Collected data
((

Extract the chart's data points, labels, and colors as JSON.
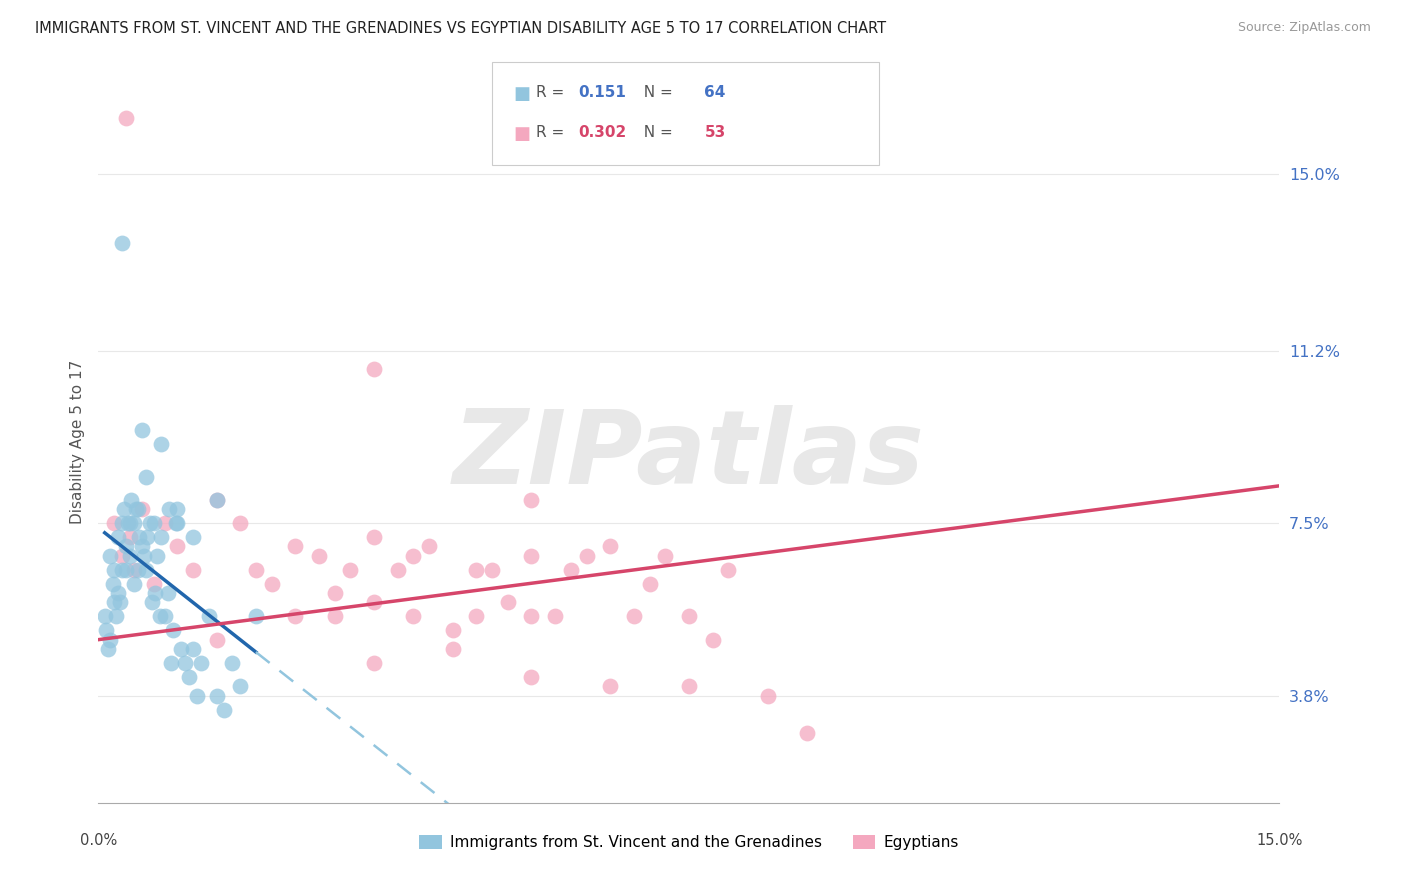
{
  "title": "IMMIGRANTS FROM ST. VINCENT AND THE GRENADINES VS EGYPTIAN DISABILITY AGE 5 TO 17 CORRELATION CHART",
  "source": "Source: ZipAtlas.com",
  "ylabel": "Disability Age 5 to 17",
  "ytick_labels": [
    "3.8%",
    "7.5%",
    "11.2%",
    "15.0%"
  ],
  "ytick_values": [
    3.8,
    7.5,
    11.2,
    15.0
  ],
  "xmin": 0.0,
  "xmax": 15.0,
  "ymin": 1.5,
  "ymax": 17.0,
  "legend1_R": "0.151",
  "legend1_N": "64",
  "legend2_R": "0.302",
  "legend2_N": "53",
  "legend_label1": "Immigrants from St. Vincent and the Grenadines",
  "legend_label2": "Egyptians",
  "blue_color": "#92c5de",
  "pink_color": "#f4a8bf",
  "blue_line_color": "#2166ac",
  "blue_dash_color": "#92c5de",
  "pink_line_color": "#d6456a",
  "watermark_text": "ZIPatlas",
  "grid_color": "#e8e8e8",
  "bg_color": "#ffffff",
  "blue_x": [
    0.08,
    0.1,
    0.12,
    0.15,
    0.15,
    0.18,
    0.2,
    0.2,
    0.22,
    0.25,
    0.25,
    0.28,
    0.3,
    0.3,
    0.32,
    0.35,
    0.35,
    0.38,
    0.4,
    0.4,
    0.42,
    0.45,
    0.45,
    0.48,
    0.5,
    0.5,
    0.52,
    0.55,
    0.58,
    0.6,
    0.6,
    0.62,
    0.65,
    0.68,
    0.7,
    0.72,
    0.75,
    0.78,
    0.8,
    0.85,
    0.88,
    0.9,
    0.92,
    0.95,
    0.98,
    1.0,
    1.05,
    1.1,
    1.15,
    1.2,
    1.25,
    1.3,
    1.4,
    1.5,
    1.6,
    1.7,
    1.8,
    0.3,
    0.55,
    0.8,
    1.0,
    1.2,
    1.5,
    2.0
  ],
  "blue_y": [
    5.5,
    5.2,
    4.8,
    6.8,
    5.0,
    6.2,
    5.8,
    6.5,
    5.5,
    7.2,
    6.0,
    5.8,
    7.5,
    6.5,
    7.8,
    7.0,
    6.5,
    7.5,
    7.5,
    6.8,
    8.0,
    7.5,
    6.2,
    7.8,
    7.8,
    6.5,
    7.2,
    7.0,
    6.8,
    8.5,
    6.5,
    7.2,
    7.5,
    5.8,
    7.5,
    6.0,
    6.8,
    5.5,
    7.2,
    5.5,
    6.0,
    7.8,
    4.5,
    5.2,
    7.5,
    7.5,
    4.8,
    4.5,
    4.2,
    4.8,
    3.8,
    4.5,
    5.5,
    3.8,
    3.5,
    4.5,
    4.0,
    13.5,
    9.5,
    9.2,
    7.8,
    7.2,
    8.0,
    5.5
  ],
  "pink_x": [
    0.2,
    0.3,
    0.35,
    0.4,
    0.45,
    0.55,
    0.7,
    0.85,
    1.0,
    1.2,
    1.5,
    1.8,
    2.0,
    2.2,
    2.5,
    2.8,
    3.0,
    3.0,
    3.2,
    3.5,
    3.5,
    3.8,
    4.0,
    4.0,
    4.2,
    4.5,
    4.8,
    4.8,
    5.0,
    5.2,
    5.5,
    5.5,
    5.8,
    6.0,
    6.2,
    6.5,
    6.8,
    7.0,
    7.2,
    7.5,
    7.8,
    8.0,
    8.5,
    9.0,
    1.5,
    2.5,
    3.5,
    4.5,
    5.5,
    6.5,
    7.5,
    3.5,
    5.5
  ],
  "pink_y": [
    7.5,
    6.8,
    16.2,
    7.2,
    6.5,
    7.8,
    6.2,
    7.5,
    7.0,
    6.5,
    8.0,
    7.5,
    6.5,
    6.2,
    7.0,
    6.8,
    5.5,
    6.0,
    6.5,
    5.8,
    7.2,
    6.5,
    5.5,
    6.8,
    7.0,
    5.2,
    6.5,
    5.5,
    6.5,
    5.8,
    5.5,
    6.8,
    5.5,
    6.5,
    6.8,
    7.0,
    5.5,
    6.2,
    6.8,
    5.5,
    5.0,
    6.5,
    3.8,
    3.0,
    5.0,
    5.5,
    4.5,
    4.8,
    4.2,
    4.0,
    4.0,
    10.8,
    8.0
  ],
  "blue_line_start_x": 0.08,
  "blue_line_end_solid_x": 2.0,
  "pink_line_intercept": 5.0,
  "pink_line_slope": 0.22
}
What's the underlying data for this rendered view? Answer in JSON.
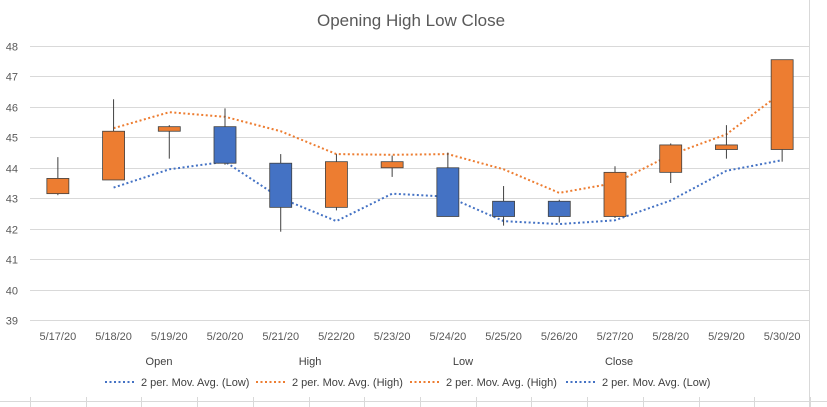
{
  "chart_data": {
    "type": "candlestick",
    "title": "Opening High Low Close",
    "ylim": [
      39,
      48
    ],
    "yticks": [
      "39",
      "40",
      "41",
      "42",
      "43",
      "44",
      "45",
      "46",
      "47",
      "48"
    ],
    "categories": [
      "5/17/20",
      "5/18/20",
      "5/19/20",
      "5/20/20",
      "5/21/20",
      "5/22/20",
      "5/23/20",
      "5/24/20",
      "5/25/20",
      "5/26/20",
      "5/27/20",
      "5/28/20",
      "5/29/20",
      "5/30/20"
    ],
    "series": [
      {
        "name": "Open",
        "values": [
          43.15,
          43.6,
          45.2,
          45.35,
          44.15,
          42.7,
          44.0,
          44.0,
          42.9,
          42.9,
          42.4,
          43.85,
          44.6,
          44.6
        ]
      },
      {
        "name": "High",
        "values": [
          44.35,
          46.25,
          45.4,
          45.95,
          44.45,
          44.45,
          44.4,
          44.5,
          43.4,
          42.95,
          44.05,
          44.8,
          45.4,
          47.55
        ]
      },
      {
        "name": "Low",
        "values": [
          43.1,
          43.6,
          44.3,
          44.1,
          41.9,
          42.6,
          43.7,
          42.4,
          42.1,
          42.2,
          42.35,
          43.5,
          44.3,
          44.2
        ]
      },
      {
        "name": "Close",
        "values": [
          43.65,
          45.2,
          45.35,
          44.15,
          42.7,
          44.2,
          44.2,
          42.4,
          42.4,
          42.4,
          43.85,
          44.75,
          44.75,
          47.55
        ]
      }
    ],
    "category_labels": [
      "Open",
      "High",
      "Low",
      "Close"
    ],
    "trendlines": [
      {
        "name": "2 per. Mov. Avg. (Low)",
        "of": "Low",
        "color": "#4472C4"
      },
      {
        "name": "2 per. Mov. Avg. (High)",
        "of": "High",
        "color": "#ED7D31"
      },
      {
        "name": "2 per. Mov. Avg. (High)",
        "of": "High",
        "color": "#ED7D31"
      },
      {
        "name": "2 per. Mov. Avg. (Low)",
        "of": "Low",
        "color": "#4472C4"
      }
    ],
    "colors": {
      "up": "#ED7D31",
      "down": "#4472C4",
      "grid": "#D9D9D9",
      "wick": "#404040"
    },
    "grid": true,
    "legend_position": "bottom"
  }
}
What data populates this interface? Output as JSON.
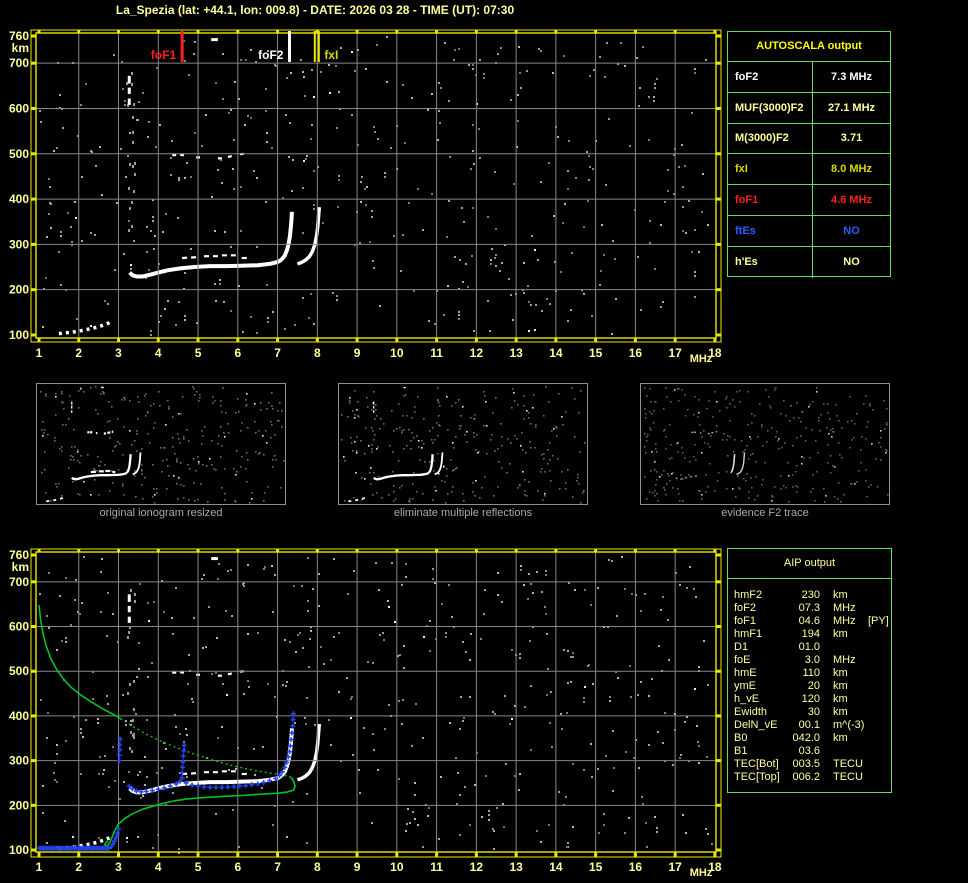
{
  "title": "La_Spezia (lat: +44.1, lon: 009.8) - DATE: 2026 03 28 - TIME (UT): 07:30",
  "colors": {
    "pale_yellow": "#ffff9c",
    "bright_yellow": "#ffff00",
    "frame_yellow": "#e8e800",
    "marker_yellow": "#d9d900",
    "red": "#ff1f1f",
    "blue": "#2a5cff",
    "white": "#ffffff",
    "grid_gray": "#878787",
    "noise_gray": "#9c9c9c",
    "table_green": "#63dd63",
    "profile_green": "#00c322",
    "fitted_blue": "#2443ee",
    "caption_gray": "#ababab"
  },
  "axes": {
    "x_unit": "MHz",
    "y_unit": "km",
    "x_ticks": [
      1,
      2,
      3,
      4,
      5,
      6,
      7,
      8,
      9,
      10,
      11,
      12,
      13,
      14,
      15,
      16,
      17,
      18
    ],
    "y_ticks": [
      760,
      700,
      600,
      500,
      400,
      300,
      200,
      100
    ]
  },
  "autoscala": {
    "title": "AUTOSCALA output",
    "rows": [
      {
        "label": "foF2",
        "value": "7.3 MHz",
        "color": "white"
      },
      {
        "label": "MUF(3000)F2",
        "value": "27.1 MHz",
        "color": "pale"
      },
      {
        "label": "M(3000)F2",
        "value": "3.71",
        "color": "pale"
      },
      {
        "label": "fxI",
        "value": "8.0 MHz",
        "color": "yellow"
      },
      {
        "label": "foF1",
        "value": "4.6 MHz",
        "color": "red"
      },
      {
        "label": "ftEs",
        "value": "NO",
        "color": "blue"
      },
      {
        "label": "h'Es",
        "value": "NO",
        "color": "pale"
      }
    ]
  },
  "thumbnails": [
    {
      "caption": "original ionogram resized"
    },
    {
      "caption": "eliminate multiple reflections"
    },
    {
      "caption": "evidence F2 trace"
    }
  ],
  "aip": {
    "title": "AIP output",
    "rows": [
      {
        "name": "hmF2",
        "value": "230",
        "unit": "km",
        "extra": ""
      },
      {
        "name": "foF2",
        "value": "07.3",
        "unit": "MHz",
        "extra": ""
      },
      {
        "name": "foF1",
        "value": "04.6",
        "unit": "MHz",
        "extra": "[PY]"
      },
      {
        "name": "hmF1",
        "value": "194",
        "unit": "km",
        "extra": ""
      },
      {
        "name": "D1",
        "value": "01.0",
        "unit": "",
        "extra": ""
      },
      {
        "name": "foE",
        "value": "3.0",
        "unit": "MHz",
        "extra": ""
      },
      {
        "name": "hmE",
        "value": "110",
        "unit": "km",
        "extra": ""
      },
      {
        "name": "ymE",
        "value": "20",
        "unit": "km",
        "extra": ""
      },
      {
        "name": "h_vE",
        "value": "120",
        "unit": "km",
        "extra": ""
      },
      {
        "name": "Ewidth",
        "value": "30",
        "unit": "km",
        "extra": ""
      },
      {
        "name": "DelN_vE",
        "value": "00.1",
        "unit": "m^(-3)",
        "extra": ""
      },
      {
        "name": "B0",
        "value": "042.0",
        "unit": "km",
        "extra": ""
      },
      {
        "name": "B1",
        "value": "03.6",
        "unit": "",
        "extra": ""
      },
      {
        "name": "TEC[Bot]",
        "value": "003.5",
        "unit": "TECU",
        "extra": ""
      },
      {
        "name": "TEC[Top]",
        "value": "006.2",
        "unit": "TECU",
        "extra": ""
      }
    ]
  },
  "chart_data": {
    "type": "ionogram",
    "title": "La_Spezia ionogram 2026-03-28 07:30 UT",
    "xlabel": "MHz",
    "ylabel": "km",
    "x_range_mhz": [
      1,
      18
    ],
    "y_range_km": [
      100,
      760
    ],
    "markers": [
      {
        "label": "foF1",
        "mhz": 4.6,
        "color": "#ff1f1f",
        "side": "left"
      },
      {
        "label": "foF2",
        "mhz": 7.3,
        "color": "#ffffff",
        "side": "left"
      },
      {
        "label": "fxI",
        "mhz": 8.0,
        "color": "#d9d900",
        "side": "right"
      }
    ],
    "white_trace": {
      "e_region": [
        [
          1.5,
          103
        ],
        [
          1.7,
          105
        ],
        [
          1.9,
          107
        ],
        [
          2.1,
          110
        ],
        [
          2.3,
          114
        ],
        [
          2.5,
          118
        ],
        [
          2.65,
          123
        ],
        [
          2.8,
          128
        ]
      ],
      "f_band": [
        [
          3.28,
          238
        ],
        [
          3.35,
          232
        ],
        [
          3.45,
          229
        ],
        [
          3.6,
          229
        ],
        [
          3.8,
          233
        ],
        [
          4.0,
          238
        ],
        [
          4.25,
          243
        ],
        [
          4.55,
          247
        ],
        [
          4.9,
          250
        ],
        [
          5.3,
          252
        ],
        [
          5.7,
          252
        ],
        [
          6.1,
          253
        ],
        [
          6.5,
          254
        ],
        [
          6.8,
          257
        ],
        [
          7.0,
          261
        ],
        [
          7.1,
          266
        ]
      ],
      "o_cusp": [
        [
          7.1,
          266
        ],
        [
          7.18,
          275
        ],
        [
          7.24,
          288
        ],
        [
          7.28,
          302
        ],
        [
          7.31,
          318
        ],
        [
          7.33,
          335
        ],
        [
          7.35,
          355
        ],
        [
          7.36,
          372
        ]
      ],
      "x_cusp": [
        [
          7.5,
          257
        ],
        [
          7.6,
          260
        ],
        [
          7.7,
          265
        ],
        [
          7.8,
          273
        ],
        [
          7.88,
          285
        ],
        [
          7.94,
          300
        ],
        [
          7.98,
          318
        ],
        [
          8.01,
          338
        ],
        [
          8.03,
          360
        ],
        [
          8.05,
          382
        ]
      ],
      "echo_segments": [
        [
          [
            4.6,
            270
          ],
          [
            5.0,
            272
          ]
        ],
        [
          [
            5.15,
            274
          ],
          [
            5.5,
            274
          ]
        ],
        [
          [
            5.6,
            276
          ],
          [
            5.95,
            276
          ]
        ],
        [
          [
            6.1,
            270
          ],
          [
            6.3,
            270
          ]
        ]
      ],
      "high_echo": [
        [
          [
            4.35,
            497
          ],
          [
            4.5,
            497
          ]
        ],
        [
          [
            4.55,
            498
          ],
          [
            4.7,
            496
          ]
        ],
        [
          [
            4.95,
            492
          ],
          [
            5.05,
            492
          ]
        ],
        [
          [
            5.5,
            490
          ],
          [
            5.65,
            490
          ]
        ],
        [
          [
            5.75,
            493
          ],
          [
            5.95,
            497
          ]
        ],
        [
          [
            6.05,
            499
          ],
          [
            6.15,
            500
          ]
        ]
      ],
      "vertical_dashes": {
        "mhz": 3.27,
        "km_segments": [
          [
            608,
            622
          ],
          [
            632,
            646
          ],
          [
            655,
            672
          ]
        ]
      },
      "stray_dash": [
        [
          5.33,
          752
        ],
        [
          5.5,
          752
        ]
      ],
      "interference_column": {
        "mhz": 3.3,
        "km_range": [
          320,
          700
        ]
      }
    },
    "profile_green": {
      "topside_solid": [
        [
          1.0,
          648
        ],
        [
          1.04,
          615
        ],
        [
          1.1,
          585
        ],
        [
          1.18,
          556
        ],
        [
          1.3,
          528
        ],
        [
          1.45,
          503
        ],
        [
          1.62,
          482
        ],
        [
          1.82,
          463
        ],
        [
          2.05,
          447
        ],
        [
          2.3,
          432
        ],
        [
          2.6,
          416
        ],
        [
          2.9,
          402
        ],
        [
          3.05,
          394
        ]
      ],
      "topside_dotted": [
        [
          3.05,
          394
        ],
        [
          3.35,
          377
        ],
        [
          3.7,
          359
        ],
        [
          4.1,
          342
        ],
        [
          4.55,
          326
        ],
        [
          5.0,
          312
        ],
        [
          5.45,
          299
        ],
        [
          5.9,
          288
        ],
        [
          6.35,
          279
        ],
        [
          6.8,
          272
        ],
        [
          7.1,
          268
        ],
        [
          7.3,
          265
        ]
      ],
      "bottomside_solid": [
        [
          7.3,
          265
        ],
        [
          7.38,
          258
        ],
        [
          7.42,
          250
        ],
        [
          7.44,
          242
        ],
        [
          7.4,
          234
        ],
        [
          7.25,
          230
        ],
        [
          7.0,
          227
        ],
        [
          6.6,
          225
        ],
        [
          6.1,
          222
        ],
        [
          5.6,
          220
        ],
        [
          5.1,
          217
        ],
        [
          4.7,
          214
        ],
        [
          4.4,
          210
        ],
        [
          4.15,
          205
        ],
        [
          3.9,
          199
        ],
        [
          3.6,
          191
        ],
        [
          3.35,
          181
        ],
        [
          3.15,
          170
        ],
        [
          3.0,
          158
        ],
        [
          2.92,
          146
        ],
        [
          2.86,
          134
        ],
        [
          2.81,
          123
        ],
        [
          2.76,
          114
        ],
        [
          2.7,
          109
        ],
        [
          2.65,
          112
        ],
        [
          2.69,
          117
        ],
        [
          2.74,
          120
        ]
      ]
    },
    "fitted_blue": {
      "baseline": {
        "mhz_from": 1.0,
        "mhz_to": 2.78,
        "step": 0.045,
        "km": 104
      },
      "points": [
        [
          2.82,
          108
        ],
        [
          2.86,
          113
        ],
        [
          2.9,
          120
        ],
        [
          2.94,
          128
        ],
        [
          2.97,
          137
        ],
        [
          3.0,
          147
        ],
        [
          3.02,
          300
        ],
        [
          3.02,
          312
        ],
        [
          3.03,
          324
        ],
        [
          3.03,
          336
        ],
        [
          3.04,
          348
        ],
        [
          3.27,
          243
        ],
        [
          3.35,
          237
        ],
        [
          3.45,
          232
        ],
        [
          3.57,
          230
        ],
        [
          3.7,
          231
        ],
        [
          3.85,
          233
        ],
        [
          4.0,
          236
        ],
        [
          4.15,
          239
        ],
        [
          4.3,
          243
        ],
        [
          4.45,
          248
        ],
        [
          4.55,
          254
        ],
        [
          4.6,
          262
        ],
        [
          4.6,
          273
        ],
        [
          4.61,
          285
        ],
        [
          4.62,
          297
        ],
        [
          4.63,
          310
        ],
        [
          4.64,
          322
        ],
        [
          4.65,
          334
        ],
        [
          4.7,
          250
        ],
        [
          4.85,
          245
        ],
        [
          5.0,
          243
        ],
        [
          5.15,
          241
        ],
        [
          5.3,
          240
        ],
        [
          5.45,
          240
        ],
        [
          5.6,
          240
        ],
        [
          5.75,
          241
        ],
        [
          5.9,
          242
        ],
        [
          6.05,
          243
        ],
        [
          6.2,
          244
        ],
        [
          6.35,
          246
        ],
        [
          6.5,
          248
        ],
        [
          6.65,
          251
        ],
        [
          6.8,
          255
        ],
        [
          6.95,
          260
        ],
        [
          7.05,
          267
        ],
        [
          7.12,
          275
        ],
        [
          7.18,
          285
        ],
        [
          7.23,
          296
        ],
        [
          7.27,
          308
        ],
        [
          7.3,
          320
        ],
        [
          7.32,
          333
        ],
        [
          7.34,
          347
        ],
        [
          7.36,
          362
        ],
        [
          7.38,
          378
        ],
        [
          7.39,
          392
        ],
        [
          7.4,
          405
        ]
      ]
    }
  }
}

))

## Written request
How many lines in the records above hold the word "JSON"? Give only the number.

## Written response
3